Goal: Search the listing below for the word "直接叩诊法" and copy each line that holds it.

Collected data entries
--------------------------------
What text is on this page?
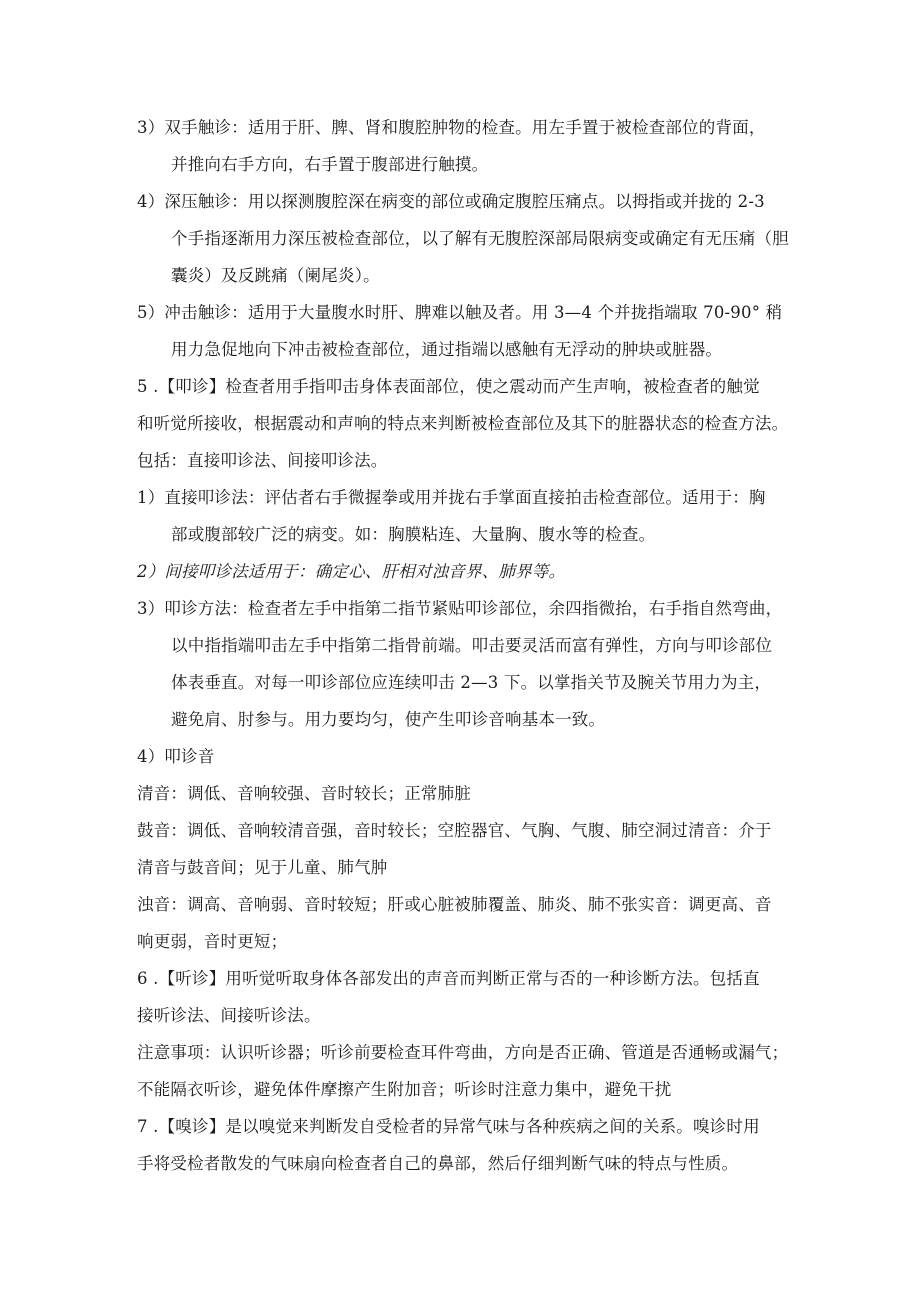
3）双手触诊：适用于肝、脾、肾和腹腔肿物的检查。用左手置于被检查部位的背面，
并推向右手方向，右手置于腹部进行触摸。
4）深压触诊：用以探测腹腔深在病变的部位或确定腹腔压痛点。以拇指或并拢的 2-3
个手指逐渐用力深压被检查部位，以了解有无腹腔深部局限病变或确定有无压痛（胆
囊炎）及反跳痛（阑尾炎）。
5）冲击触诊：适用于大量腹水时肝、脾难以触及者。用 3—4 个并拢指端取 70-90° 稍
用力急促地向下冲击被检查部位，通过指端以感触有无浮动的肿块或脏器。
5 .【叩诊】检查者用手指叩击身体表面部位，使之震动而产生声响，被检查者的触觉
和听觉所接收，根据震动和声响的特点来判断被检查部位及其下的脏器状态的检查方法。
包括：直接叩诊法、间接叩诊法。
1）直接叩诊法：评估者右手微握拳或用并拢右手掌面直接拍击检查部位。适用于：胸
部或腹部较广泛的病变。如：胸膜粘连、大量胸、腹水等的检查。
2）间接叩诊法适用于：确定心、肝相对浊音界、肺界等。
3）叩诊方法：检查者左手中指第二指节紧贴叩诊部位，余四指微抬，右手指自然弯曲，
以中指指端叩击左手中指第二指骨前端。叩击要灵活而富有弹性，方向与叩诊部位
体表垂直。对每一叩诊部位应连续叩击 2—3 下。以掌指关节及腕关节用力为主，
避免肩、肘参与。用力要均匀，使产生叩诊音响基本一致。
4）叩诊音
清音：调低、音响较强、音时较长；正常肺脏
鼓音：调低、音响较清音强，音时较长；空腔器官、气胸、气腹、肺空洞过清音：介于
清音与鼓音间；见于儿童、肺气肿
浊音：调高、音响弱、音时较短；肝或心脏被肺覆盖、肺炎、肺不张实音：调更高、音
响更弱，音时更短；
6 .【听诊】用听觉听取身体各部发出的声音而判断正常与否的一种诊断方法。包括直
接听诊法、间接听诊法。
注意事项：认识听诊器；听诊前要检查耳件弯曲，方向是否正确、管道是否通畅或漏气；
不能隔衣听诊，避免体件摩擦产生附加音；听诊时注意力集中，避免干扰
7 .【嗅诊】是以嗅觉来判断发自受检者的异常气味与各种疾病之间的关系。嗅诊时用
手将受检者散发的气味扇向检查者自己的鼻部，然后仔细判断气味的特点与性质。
--------------------------------
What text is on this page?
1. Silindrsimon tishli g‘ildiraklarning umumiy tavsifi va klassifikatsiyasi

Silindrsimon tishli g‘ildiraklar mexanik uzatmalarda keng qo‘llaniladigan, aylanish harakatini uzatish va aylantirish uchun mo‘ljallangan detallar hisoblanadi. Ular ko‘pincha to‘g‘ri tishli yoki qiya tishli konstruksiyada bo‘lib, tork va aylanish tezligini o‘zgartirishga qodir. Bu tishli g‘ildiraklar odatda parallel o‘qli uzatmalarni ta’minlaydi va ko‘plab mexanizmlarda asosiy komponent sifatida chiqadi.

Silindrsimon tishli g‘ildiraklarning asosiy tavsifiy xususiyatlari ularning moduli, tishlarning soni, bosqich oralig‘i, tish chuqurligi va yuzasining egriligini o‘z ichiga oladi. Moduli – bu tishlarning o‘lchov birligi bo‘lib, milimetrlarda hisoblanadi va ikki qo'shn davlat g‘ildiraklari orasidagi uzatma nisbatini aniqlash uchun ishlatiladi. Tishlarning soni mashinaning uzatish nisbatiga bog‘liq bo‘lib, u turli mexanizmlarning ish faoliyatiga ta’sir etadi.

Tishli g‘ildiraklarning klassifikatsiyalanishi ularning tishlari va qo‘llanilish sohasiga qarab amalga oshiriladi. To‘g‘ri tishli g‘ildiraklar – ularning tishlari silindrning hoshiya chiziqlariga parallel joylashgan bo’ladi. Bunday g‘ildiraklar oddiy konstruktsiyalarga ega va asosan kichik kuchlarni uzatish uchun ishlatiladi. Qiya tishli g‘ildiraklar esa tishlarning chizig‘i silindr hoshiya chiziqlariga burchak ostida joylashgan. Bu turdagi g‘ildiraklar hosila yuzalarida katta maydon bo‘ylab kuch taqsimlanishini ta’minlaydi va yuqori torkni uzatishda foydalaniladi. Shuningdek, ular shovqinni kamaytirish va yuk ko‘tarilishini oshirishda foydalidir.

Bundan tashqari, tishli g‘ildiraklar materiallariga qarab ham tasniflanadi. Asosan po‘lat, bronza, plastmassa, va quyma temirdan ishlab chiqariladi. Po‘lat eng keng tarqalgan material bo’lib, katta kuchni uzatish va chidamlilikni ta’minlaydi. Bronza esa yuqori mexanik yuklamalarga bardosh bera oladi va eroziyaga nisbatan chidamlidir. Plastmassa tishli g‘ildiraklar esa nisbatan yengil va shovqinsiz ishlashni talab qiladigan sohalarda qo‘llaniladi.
--------------------------------
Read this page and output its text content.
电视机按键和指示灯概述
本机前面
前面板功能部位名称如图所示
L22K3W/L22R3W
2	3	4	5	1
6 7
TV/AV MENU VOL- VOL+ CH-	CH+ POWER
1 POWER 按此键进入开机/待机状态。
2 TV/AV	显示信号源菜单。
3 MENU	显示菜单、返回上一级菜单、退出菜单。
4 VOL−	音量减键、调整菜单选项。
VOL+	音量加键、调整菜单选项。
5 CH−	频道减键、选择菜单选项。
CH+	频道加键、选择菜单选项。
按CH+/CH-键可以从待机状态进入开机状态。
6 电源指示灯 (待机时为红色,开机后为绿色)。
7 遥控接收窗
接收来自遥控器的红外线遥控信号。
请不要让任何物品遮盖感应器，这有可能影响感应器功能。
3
--------------------------------
Output for this task:
包括：直接叩诊法、间接叩诊法。
1）直接叩诊法：评估者右手微握拳或用并拢右手掌面直接拍击检查部位。适用于：胸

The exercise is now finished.